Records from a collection
----------------
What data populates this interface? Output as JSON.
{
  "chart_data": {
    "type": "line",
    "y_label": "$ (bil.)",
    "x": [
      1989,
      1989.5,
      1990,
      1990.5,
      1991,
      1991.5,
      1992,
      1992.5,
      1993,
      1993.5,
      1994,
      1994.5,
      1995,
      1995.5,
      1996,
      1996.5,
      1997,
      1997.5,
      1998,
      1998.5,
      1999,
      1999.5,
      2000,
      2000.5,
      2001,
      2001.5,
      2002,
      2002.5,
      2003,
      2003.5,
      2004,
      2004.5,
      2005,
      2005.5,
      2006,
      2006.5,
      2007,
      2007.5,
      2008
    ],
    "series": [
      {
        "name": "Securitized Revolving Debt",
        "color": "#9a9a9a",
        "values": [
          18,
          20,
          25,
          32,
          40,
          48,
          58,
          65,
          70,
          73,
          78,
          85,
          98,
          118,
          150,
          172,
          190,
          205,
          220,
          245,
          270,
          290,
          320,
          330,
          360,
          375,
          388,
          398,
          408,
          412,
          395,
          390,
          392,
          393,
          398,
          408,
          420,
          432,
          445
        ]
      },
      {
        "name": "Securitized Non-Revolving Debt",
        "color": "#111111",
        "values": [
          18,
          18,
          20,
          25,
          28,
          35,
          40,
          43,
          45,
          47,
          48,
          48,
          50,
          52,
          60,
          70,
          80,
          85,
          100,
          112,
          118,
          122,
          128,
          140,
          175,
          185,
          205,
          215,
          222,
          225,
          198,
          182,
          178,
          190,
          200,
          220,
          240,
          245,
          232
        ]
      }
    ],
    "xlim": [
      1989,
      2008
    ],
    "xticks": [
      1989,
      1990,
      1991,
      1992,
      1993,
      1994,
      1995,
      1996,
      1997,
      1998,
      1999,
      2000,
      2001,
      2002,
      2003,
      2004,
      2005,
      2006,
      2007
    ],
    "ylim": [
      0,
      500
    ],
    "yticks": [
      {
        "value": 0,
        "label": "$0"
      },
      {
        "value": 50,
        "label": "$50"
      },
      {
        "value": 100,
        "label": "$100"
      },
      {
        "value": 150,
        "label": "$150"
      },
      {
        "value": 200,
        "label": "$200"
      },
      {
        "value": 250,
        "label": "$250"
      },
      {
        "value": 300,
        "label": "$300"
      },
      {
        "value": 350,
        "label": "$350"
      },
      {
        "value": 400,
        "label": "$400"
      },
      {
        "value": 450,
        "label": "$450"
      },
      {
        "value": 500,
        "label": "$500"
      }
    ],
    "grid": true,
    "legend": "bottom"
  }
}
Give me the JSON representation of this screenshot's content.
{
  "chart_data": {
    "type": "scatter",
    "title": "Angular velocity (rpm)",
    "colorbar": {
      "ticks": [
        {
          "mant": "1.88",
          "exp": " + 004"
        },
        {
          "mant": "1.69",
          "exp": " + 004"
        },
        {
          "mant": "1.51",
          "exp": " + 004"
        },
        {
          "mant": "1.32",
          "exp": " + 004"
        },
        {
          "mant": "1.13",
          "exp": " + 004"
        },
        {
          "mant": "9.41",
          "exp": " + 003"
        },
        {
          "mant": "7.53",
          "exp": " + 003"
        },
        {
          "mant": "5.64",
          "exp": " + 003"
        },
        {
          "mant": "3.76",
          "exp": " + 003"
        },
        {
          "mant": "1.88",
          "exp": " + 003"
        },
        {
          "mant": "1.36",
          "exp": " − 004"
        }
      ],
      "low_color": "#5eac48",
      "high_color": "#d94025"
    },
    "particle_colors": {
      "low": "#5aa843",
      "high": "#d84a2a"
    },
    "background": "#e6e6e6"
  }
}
----------------
> **Problem details**:
Extract each record, keeping it identical to the original.

> **Task output**:
What data populates this interface? Output as JSON.
{
  "chart_data": {
    "type": "line",
    "y_label": "$ (bil.)",
    "x": [
      1989,
      1989.5,
      1990,
      1990.5,
      1991,
      1991.5,
      1992,
      1992.5,
      1993,
      1993.5,
      1994,
      1994.5,
      1995,
      1995.5,
      1996,
      1996.5,
      1997,
      1997.5,
      1998,
      1998.5,
      1999,
      1999.5,
      2000,
      2000.5,
      2001,
      2001.5,
      2002,
      2002.5,
      2003,
      2003.5,
      2004,
      2004.5,
      2005,
      2005.5,
      2006,
      2006.5,
      2007,
      2007.5,
      2008
    ],
    "series": [
      {
        "name": "Securitized Revolving Debt",
        "color": "#9a9a9a",
        "values": [
          18,
          20,
          25,
          32,
          40,
          48,
          58,
          65,
          70,
          73,
          78,
          85,
          98,
          118,
          150,
          172,
          190,
          205,
          220,
          245,
          270,
          290,
          320,
          330,
          360,
          375,
          388,
          398,
          408,
          412,
          395,
          390,
          392,
          393,
          398,
          408,
          420,
          432,
          445
        ]
      },
      {
        "name": "Securitized Non-Revolving Debt",
        "color": "#111111",
        "values": [
          18,
          18,
          20,
          25,
          28,
          35,
          40,
          43,
          45,
          47,
          48,
          48,
          50,
          52,
          60,
          70,
          80,
          85,
          100,
          112,
          118,
          122,
          128,
          140,
          175,
          185,
          205,
          215,
          222,
          225,
          198,
          182,
          178,
          190,
          200,
          220,
          240,
          245,
          232
        ]
      }
    ],
    "xlim": [
      1989,
      2008
    ],
    "xticks": [
      1989,
      1990,
      1991,
      1992,
      1993,
      1994,
      1995,
      1996,
      1997,
      1998,
      1999,
      2000,
      2001,
      2002,
      2003,
      2004,
      2005,
      2006,
      2007
    ],
    "ylim": [
      0,
      500
    ],
    "yticks": [
      {
        "value": 0,
        "label": "$0"
      },
      {
        "value": 50,
        "label": "$50"
      },
      {
        "value": 100,
        "label": "$100"
      },
      {
        "value": 150,
        "label": "$150"
      },
      {
        "value": 200,
        "label": "$200"
      },
      {
        "value": 250,
        "label": "$250"
      },
      {
        "value": 300,
        "label": "$300"
      },
      {
        "value": 350,
        "label": "$350"
      },
      {
        "value": 400,
        "label": "$400"
      },
      {
        "value": 450,
        "label": "$450"
      },
      {
        "value": 500,
        "label": "$500"
      }
    ],
    "grid": true,
    "legend": "bottom"
  }
}
Give me the JSON representation of this screenshot's content.
{
  "chart_data": {
    "type": "scatter",
    "title": "Angular velocity (rpm)",
    "colorbar": {
      "ticks": [
        {
          "mant": "1.88",
          "exp": " + 004"
        },
        {
          "mant": "1.69",
          "exp": " + 004"
        },
        {
          "mant": "1.51",
          "exp": " + 004"
        },
        {
          "mant": "1.32",
          "exp": " + 004"
        },
        {
          "mant": "1.13",
          "exp": " + 004"
        },
        {
          "mant": "9.41",
          "exp": " + 003"
        },
        {
          "mant": "7.53",
          "exp": " + 003"
        },
        {
          "mant": "5.64",
          "exp": " + 003"
        },
        {
          "mant": "3.76",
          "exp": " + 003"
        },
        {
          "mant": "1.88",
          "exp": " + 003"
        },
        {
          "mant": "1.36",
          "exp": " − 004"
        }
      ],
      "low_color": "#5eac48",
      "high_color": "#d94025"
    },
    "particle_colors": {
      "low": "#5aa843",
      "high": "#d84a2a"
    },
    "background": "#e6e6e6"
  }
}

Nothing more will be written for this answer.